Extract
***

By Roddy Scheer and Doug Moss
Special to the Eagle
Environmental advocates do spend a lot of time harping about threats to our oceans, but sadly for all of us the facts bear out the concern. According to the World Wildlife Fund (WWF), population numbers for the majority of marine wildlife species have declined by half since 1970, with many species down as much as 75 percent. Furthermore, a third of all fish stocks are overfished and one in four species of cartilaginous fish (sharks, rays and skates) are living on the brink of extinction. “Driving all these trends are human actions: from overfishing and resource depletion, to coastal development and pollution, to the greenhouse gas emissions causing ocean acidification and warming,” says WWF’s Senior VP for Oceans Brad Ack.
Another recent study by University of British Columbia researchers corroborates WWF’s findings, concluding that the biomass of predatory fish in the world’s oceans has declined by some two-thirds over the last 100 years, and the decline is accelerating, with 54 percent of it occurring in the last 40 years.
No doubt these changes are happening partly as a result of overfishing. According to the United Nation’s Food & Agriculture Organization (FAO), nearly 90 percent of the world’s marine fish stocks are either fully exploited, overexploited or depleted.
In the Rockaways, seine fishing, which uses a large fishing net called a seine, has led to the overfishing of a species of fish known as the Atlantic menhaden. Menhaden fish are popular for seine fishing because they can be used for fishmeal and fish-oil based products. Local anglers also use them as bait to catch larger fish that they can eat or sell.

***

Record excerpts

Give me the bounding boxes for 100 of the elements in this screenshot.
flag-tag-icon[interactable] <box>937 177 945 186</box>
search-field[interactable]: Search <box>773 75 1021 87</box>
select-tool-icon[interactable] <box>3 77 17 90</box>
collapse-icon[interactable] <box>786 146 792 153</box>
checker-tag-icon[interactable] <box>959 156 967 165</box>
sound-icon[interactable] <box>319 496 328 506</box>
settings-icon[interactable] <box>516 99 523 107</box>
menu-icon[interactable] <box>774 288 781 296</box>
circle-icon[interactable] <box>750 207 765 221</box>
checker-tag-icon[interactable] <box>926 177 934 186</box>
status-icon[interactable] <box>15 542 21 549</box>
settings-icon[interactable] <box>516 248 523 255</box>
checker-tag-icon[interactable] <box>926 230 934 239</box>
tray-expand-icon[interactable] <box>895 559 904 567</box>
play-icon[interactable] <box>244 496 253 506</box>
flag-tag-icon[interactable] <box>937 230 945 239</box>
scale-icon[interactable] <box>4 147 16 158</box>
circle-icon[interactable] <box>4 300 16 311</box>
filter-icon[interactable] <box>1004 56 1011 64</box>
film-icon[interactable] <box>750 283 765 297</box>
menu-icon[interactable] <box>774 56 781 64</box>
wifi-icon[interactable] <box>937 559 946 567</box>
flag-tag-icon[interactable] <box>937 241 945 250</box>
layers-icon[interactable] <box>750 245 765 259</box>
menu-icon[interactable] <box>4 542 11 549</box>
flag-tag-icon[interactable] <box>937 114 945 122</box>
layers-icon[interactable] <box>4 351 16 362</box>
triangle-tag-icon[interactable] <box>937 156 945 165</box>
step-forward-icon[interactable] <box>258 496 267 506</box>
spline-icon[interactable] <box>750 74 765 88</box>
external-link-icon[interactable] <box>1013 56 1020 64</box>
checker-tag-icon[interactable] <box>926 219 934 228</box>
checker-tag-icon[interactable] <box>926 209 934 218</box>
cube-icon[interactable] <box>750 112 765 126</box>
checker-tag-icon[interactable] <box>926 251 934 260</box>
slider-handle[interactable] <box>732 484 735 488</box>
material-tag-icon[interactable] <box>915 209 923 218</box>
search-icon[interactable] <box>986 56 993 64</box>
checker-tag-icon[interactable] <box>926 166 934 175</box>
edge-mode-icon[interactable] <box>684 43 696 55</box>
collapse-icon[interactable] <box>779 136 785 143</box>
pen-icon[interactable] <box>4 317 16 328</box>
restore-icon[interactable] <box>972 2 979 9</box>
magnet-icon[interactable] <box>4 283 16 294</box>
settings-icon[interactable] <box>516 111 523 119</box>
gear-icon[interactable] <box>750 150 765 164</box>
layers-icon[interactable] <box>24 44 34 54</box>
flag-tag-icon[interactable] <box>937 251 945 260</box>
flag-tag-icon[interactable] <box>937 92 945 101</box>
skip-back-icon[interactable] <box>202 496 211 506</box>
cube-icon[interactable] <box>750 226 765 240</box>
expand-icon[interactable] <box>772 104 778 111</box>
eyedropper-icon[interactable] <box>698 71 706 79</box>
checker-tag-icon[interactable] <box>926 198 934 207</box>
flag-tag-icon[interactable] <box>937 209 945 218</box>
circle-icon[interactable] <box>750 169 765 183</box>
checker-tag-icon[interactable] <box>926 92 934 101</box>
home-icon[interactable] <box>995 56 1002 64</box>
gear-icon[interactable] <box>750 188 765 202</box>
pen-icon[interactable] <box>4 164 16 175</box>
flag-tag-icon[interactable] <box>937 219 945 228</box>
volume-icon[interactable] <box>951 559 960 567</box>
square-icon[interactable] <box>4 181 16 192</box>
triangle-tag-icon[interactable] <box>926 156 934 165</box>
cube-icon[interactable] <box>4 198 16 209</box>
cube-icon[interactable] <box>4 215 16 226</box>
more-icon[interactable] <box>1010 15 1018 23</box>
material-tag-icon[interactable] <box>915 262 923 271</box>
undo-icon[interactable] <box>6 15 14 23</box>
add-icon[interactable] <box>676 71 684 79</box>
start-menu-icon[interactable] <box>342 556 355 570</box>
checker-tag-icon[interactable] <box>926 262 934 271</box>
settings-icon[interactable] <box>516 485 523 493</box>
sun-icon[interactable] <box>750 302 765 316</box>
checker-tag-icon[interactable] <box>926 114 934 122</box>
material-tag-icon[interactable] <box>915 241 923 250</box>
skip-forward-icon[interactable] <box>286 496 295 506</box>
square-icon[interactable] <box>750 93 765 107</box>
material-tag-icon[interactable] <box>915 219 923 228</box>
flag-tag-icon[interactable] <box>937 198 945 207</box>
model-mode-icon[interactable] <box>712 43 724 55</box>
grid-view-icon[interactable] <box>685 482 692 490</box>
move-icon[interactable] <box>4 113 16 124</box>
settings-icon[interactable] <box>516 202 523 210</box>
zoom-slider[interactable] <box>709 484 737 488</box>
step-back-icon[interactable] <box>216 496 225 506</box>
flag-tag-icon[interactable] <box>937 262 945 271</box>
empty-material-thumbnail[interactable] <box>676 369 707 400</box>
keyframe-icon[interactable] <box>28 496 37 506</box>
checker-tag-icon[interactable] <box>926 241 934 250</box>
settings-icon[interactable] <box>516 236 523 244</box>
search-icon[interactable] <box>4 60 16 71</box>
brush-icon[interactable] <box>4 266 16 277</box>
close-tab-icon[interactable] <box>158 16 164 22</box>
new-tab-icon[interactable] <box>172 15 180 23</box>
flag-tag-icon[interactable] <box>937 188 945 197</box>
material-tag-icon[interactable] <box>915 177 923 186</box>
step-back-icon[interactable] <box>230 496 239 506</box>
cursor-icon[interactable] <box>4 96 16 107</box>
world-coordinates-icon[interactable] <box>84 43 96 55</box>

***

Exercise aim
From the article on declining ocean wildlife, retype the passage between "No doubt these" and "overexploited or depleted.", inclusive.

Completed exercise
No doubt these changes are happening partly as a result of overfishing. According to the United Nation’s Food & Agriculture Organization (FAO), nearly 90 percent of the world’s marine fish stocks are either fully exploited, overexploited or depleted.